#### [Set problem]
Please state how many lines in the records contain the string "xlabel", with no words besides the number.

#### [Supplied records]
►
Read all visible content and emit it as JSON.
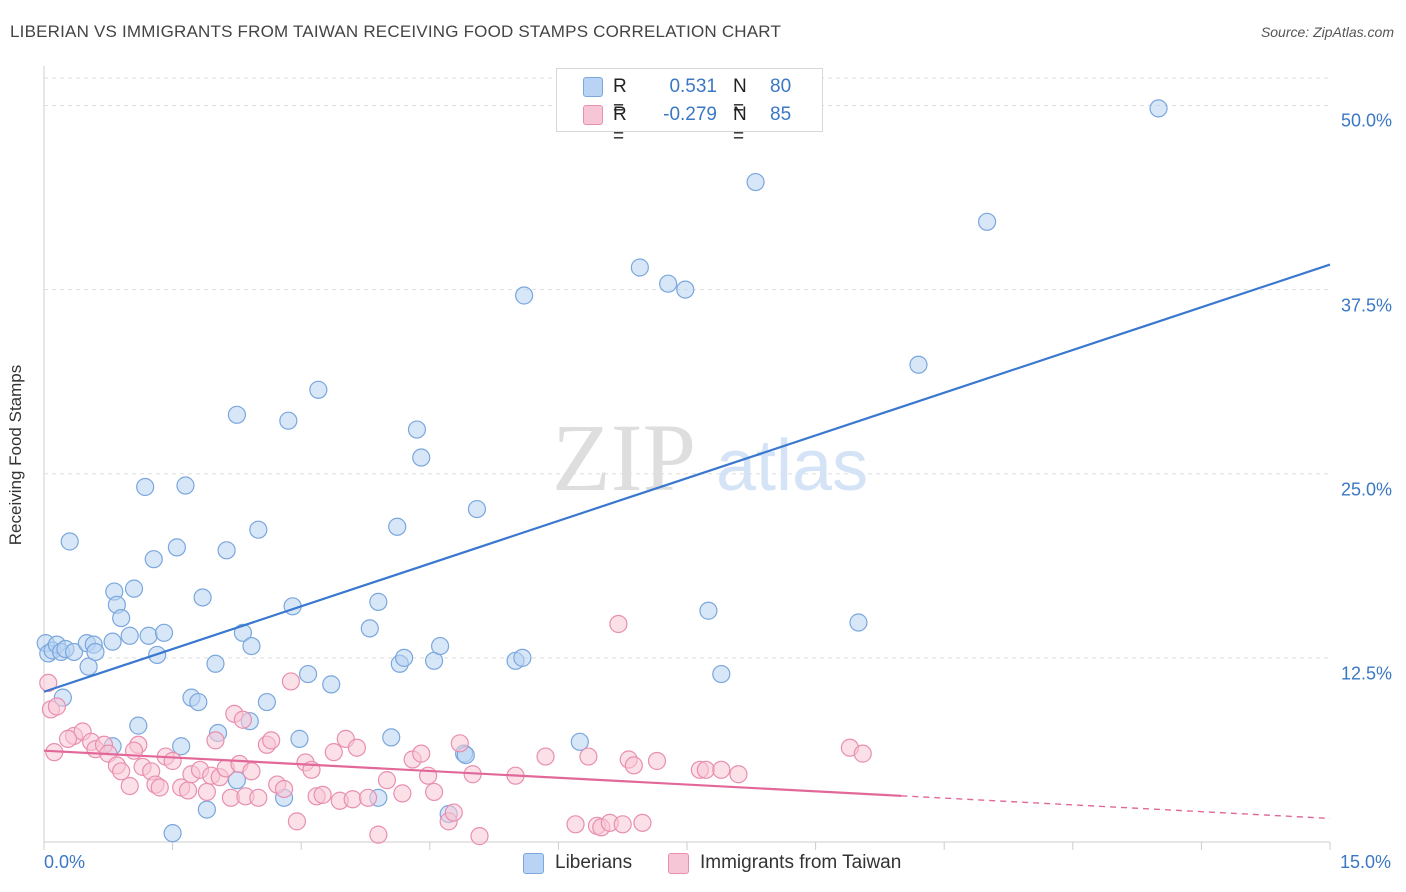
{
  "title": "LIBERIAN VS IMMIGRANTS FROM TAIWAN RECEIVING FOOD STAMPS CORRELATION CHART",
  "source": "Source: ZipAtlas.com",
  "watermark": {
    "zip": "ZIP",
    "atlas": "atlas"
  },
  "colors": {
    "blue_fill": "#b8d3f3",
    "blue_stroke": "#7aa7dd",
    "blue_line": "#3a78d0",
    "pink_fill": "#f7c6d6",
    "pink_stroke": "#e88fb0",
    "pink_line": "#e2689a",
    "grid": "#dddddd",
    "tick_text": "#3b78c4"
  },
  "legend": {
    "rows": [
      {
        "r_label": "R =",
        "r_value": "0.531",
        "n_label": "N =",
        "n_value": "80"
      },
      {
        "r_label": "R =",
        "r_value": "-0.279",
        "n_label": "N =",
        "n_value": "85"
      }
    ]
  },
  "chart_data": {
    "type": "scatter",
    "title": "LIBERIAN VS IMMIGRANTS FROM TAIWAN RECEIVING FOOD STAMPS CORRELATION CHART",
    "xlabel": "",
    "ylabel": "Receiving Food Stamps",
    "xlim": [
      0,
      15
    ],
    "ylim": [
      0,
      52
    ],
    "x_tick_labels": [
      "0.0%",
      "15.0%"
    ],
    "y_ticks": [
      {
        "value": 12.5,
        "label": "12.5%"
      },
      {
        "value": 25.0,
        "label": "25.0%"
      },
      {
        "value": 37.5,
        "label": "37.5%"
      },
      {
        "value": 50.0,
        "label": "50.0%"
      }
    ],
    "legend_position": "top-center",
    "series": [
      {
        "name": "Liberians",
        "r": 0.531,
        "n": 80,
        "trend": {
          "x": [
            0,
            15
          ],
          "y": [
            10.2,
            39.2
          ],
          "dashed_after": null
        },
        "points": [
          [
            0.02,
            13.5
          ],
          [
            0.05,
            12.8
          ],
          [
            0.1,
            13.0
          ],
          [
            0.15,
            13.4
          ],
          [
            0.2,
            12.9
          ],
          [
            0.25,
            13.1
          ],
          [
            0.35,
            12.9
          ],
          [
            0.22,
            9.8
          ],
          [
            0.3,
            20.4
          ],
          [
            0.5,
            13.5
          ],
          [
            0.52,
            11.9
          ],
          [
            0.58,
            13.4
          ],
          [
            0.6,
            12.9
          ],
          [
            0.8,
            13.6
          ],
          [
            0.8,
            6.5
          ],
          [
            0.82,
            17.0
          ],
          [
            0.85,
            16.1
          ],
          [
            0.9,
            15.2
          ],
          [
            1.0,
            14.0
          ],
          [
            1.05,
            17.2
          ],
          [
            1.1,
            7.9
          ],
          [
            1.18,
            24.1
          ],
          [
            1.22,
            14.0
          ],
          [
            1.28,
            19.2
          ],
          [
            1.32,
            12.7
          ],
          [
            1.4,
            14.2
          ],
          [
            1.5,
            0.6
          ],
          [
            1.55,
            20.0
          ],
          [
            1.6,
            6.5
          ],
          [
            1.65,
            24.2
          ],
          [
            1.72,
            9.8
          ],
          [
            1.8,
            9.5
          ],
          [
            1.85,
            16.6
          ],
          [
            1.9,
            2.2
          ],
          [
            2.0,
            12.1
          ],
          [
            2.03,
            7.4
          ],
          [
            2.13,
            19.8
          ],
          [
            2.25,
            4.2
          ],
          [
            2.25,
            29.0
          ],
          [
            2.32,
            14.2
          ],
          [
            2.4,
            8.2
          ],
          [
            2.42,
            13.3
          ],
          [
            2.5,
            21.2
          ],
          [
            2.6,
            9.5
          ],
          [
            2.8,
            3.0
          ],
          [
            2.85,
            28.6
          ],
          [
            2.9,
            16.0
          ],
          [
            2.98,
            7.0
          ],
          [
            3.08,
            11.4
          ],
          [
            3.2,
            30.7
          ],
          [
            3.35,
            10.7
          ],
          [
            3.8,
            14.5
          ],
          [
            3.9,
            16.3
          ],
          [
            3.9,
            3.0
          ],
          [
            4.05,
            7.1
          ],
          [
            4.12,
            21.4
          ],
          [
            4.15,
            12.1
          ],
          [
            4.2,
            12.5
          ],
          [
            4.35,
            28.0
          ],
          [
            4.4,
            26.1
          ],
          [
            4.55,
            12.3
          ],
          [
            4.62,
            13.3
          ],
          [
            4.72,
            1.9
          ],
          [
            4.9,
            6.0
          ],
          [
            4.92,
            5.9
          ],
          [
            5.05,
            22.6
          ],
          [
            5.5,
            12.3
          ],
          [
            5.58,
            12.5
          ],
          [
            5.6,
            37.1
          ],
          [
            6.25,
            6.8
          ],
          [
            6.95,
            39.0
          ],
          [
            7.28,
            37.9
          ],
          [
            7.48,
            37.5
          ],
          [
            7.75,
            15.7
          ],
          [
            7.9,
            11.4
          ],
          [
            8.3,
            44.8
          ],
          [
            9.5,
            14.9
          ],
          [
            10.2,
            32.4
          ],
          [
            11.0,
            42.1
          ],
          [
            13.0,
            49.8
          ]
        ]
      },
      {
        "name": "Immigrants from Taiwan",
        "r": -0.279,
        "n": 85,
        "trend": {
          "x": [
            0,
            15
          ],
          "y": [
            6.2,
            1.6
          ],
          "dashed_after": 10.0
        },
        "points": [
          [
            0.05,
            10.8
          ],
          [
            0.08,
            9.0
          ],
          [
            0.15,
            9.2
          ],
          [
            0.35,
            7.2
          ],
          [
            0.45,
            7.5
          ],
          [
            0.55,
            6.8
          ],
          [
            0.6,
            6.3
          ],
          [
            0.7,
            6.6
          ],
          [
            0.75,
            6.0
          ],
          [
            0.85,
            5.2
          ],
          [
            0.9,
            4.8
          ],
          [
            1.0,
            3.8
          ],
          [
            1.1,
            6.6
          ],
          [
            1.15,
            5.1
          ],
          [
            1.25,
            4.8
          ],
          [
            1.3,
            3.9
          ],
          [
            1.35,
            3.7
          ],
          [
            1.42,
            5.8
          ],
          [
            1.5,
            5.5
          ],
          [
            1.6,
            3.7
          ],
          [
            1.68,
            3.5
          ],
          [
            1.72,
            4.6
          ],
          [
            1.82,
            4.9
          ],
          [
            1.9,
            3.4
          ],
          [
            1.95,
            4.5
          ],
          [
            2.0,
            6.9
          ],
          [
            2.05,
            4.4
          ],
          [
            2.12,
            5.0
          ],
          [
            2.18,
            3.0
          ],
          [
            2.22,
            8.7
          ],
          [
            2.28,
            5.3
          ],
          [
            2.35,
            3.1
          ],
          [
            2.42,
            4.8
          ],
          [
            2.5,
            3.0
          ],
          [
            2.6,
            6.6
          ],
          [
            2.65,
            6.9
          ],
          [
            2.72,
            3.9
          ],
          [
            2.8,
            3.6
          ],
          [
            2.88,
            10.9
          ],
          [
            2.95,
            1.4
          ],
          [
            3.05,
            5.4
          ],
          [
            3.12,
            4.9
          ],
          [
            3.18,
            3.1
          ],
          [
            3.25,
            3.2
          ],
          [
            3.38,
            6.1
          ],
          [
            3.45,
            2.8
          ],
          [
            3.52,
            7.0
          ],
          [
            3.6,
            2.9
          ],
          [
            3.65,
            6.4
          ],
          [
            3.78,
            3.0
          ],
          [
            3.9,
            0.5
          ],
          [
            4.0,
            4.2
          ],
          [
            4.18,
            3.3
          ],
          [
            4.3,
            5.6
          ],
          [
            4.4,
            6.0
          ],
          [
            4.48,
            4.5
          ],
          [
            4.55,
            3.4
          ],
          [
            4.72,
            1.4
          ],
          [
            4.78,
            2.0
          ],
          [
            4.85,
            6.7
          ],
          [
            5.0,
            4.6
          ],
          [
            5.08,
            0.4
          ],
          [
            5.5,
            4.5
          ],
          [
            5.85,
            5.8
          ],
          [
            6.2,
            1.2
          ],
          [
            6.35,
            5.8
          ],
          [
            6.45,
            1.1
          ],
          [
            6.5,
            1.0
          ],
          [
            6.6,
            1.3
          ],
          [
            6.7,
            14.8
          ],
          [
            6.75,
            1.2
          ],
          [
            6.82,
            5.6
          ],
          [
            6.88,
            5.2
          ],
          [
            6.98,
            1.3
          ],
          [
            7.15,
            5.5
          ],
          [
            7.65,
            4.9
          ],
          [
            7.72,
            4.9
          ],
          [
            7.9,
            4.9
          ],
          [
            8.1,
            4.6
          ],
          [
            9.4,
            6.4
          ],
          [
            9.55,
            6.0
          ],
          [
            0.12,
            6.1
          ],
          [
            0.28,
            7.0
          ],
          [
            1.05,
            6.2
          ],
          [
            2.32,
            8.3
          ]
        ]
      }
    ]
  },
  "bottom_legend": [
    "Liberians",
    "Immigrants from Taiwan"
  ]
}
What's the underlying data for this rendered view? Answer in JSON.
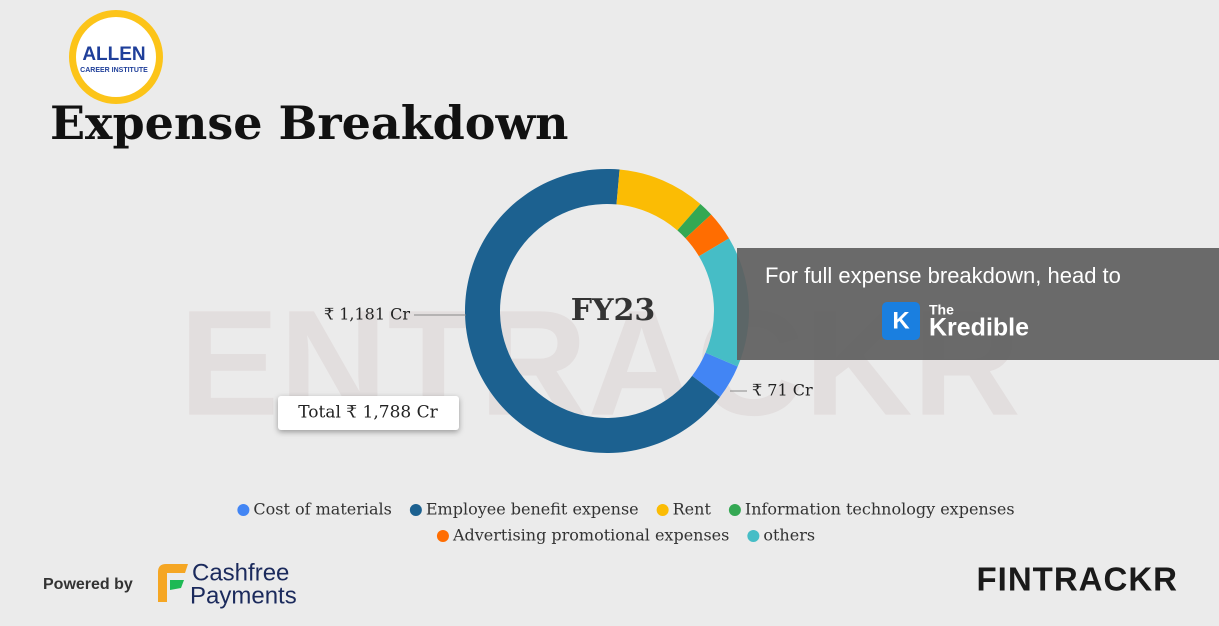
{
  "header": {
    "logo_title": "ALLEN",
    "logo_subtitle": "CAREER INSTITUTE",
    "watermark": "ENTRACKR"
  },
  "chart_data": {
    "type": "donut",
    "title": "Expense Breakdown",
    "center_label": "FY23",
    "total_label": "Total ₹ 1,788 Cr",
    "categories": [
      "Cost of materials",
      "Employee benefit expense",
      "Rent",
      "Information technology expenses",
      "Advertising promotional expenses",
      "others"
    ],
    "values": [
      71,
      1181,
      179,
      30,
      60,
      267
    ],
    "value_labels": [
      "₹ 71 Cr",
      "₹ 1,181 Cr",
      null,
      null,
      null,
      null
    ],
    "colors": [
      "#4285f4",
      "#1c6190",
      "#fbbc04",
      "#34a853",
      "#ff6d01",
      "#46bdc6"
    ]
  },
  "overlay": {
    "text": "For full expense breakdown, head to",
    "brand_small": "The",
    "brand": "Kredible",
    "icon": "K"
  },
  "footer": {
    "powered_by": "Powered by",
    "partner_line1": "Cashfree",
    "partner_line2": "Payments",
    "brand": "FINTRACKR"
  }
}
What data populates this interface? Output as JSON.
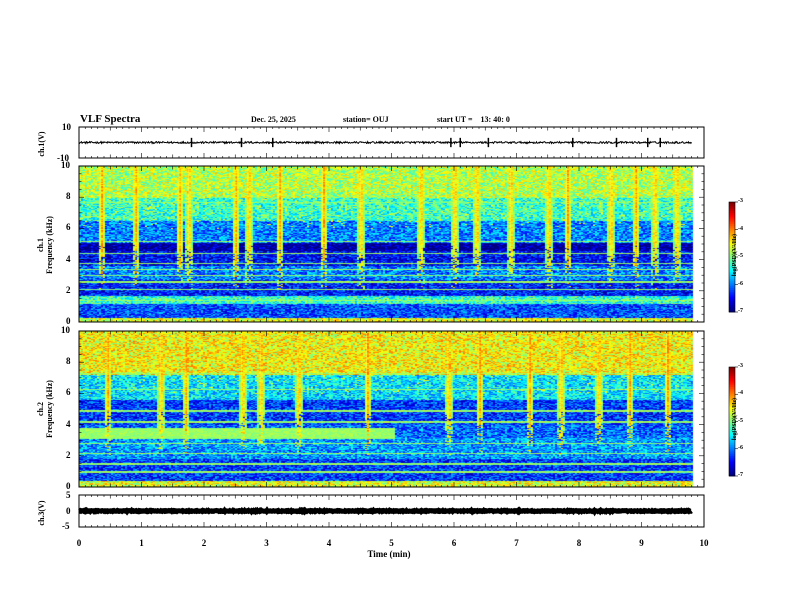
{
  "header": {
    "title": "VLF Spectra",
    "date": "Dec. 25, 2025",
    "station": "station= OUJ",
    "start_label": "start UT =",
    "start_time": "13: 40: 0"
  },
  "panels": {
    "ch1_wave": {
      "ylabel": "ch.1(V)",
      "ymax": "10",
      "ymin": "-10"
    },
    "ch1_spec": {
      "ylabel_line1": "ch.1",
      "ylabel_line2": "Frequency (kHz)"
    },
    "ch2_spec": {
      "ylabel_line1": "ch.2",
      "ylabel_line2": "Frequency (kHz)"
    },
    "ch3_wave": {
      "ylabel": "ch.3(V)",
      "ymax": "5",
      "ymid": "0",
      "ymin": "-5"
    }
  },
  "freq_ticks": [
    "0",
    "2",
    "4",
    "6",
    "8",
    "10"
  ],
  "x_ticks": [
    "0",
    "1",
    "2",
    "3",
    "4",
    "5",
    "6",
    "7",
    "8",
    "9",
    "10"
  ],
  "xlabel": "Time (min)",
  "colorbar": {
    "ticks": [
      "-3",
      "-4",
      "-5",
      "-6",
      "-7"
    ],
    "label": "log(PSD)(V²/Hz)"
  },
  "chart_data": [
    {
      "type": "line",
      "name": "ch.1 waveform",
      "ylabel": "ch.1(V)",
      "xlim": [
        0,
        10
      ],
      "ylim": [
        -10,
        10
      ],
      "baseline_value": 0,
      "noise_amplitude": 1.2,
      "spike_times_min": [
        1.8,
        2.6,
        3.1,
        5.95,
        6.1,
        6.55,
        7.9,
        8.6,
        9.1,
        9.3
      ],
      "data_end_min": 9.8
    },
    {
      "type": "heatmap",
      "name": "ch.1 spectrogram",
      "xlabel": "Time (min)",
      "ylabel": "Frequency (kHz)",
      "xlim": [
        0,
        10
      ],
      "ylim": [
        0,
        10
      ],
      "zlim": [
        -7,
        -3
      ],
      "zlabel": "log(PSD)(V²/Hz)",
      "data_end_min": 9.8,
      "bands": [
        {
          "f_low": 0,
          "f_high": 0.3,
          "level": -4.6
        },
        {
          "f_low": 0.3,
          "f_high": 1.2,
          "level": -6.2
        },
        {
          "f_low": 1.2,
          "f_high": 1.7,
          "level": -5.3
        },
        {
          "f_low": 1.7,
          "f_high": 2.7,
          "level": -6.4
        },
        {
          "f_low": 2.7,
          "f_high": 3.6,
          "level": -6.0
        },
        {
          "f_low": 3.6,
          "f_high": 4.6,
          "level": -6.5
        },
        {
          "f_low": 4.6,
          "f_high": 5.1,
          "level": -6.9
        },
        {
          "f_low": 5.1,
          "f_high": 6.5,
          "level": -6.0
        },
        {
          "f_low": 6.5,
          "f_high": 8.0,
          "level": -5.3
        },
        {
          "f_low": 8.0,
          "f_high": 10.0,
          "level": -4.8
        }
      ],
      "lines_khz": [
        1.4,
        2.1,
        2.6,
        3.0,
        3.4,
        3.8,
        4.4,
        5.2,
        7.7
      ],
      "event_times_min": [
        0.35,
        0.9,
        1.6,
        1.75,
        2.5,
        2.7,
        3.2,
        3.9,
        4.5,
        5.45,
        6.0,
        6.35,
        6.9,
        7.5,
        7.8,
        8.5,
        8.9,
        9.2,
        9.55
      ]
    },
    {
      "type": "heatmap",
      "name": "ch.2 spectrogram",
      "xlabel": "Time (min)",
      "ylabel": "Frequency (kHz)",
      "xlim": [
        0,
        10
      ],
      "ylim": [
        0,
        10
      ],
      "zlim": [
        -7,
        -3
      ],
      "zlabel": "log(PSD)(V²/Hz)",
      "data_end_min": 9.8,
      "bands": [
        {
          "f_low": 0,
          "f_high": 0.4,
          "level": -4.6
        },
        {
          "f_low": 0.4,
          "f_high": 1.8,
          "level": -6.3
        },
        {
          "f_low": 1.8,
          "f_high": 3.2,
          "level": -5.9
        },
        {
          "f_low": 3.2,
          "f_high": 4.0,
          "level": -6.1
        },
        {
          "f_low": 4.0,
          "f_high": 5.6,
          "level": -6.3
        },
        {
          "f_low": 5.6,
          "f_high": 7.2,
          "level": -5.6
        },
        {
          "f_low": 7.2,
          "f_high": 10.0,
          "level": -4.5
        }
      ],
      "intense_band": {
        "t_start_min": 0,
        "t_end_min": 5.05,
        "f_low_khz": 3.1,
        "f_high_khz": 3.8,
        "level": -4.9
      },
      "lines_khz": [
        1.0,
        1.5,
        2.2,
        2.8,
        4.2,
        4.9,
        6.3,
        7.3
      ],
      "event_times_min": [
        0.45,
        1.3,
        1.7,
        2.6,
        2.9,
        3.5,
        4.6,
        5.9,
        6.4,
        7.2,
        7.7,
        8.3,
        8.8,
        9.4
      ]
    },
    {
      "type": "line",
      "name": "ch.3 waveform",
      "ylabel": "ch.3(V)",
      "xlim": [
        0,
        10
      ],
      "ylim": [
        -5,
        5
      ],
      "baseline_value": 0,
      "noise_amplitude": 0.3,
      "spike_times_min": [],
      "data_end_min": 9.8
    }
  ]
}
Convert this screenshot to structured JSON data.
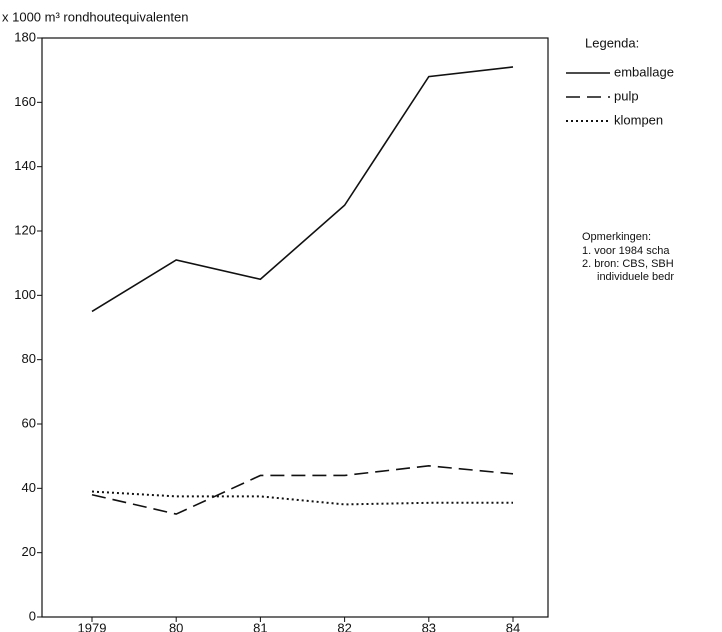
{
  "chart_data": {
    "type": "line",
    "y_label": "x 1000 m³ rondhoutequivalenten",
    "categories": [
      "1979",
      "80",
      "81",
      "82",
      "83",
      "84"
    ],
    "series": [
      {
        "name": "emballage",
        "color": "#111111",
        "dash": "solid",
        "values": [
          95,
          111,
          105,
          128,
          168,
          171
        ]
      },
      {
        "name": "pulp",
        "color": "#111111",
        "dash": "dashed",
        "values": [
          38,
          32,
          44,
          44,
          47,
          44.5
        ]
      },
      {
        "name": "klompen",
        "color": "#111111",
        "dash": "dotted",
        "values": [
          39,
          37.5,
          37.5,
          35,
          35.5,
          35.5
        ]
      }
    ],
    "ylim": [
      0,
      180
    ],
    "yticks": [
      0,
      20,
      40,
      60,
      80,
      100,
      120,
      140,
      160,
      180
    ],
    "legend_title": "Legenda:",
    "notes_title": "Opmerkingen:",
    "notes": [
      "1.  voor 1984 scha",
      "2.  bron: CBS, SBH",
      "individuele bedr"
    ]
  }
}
◄
#### [Result]
4